# EXERCISE REQUIREMENTS:
The listing below must be repeated word for word, with its images excluded.

Stored items from a collection
════════════════

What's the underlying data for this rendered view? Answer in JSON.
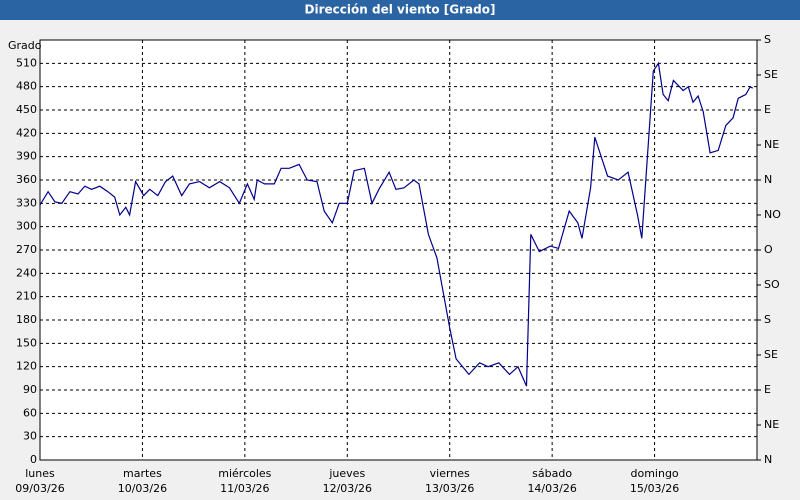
{
  "chart_data": {
    "type": "line",
    "title": "Dirección del viento [Grado]",
    "ylabel": "Grado",
    "x": [
      0,
      1.9,
      3.5,
      5.1,
      7,
      8.9,
      10.5,
      12.1,
      14,
      15.9,
      17.5,
      18.7,
      20.1,
      21,
      22.4,
      24.3,
      25.7,
      27.6,
      29.4,
      31.1,
      33.2,
      35,
      37.4,
      39.7,
      42.1,
      44.4,
      46.7,
      48.6,
      50.2,
      50.9,
      52.6,
      54.9,
      56.5,
      58.4,
      60.7,
      62.6,
      64.9,
      66.6,
      68.5,
      70.1,
      72,
      73.6,
      76,
      77.8,
      79.4,
      81.8,
      83.4,
      85.3,
      87.6,
      88.8,
      91,
      93,
      96,
      97.5,
      100.5,
      103,
      105,
      107.5,
      110,
      112,
      114,
      115,
      117,
      119.6,
      121.5,
      124,
      126,
      127,
      129,
      130,
      131.5,
      133,
      135.5,
      137.8,
      140,
      141,
      143.7,
      144.9,
      146,
      147.2,
      148.4,
      150.7,
      151.9,
      153,
      154.2,
      155.4,
      157,
      158.9,
      160.7,
      162.4,
      163.6,
      165.4,
      166.4,
      167
    ],
    "series": [
      {
        "name": "Dirección del viento",
        "color": "#00008b",
        "values": [
          328,
          345,
          332,
          330,
          345,
          342,
          352,
          348,
          352,
          345,
          338,
          315,
          325,
          315,
          358,
          340,
          348,
          340,
          358,
          365,
          340,
          355,
          358,
          350,
          358,
          350,
          330,
          355,
          335,
          360,
          355,
          355,
          375,
          375,
          380,
          360,
          358,
          320,
          305,
          330,
          330,
          372,
          375,
          330,
          348,
          370,
          348,
          350,
          360,
          355,
          290,
          260,
          170,
          130,
          110,
          125,
          120,
          125,
          110,
          120,
          95,
          290,
          268,
          275,
          272,
          320,
          305,
          285,
          350,
          415,
          390,
          365,
          360,
          370,
          315,
          285,
          500,
          510,
          470,
          462,
          488,
          475,
          480,
          460,
          468,
          448,
          395,
          398,
          430,
          440,
          465,
          470,
          480,
          478
        ]
      }
    ],
    "xlim": [
      0,
      168
    ],
    "xticks": [
      {
        "value": 0,
        "label": [
          "lunes",
          "09/03/26"
        ]
      },
      {
        "value": 24,
        "label": [
          "martes",
          "10/03/26"
        ]
      },
      {
        "value": 48,
        "label": [
          "miércoles",
          "11/03/26"
        ]
      },
      {
        "value": 72,
        "label": [
          "jueves",
          "12/03/26"
        ]
      },
      {
        "value": 96,
        "label": [
          "viernes",
          "13/03/26"
        ]
      },
      {
        "value": 120,
        "label": [
          "sábado",
          "14/03/26"
        ]
      },
      {
        "value": 144,
        "label": [
          "domingo",
          "15/03/26"
        ]
      }
    ],
    "ylim": [
      0,
      540
    ],
    "yticks": [
      0,
      30,
      60,
      90,
      120,
      150,
      180,
      210,
      240,
      270,
      300,
      330,
      360,
      390,
      420,
      450,
      480,
      510
    ],
    "y2lim": [
      0,
      540
    ],
    "y2ticks": [
      {
        "value": 0,
        "label": "N"
      },
      {
        "value": 45,
        "label": "NE"
      },
      {
        "value": 90,
        "label": "E"
      },
      {
        "value": 135,
        "label": "SE"
      },
      {
        "value": 180,
        "label": "S"
      },
      {
        "value": 225,
        "label": "SO"
      },
      {
        "value": 270,
        "label": "O"
      },
      {
        "value": 315,
        "label": "NO"
      },
      {
        "value": 360,
        "label": "N"
      },
      {
        "value": 405,
        "label": "NE"
      },
      {
        "value": 450,
        "label": "E"
      },
      {
        "value": 495,
        "label": "SE"
      },
      {
        "value": 540,
        "label": "S"
      }
    ],
    "grid": true
  }
}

════════════════

# SOLVED PROBLEM:
What's the underlying data for this rendered view? Answer in JSON.
{
  "chart_data": {
    "type": "line",
    "title": "Dirección del viento [Grado]",
    "ylabel": "Grado",
    "x": [
      0,
      1.9,
      3.5,
      5.1,
      7,
      8.9,
      10.5,
      12.1,
      14,
      15.9,
      17.5,
      18.7,
      20.1,
      21,
      22.4,
      24.3,
      25.7,
      27.6,
      29.4,
      31.1,
      33.2,
      35,
      37.4,
      39.7,
      42.1,
      44.4,
      46.7,
      48.6,
      50.2,
      50.9,
      52.6,
      54.9,
      56.5,
      58.4,
      60.7,
      62.6,
      64.9,
      66.6,
      68.5,
      70.1,
      72,
      73.6,
      76,
      77.8,
      79.4,
      81.8,
      83.4,
      85.3,
      87.6,
      88.8,
      91,
      93,
      96,
      97.5,
      100.5,
      103,
      105,
      107.5,
      110,
      112,
      114,
      115,
      117,
      119.6,
      121.5,
      124,
      126,
      127,
      129,
      130,
      131.5,
      133,
      135.5,
      137.8,
      140,
      141,
      143.7,
      144.9,
      146,
      147.2,
      148.4,
      150.7,
      151.9,
      153,
      154.2,
      155.4,
      157,
      158.9,
      160.7,
      162.4,
      163.6,
      165.4,
      166.4,
      167
    ],
    "series": [
      {
        "name": "Dirección del viento",
        "color": "#00008b",
        "values": [
          328,
          345,
          332,
          330,
          345,
          342,
          352,
          348,
          352,
          345,
          338,
          315,
          325,
          315,
          358,
          340,
          348,
          340,
          358,
          365,
          340,
          355,
          358,
          350,
          358,
          350,
          330,
          355,
          335,
          360,
          355,
          355,
          375,
          375,
          380,
          360,
          358,
          320,
          305,
          330,
          330,
          372,
          375,
          330,
          348,
          370,
          348,
          350,
          360,
          355,
          290,
          260,
          170,
          130,
          110,
          125,
          120,
          125,
          110,
          120,
          95,
          290,
          268,
          275,
          272,
          320,
          305,
          285,
          350,
          415,
          390,
          365,
          360,
          370,
          315,
          285,
          500,
          510,
          470,
          462,
          488,
          475,
          480,
          460,
          468,
          448,
          395,
          398,
          430,
          440,
          465,
          470,
          480,
          478
        ]
      }
    ],
    "xlim": [
      0,
      168
    ],
    "xticks": [
      {
        "value": 0,
        "label": [
          "lunes",
          "09/03/26"
        ]
      },
      {
        "value": 24,
        "label": [
          "martes",
          "10/03/26"
        ]
      },
      {
        "value": 48,
        "label": [
          "miércoles",
          "11/03/26"
        ]
      },
      {
        "value": 72,
        "label": [
          "jueves",
          "12/03/26"
        ]
      },
      {
        "value": 96,
        "label": [
          "viernes",
          "13/03/26"
        ]
      },
      {
        "value": 120,
        "label": [
          "sábado",
          "14/03/26"
        ]
      },
      {
        "value": 144,
        "label": [
          "domingo",
          "15/03/26"
        ]
      }
    ],
    "ylim": [
      0,
      540
    ],
    "yticks": [
      0,
      30,
      60,
      90,
      120,
      150,
      180,
      210,
      240,
      270,
      300,
      330,
      360,
      390,
      420,
      450,
      480,
      510
    ],
    "y2lim": [
      0,
      540
    ],
    "y2ticks": [
      {
        "value": 0,
        "label": "N"
      },
      {
        "value": 45,
        "label": "NE"
      },
      {
        "value": 90,
        "label": "E"
      },
      {
        "value": 135,
        "label": "SE"
      },
      {
        "value": 180,
        "label": "S"
      },
      {
        "value": 225,
        "label": "SO"
      },
      {
        "value": 270,
        "label": "O"
      },
      {
        "value": 315,
        "label": "NO"
      },
      {
        "value": 360,
        "label": "N"
      },
      {
        "value": 405,
        "label": "NE"
      },
      {
        "value": 450,
        "label": "E"
      },
      {
        "value": 495,
        "label": "SE"
      },
      {
        "value": 540,
        "label": "S"
      }
    ],
    "grid": true
  }
}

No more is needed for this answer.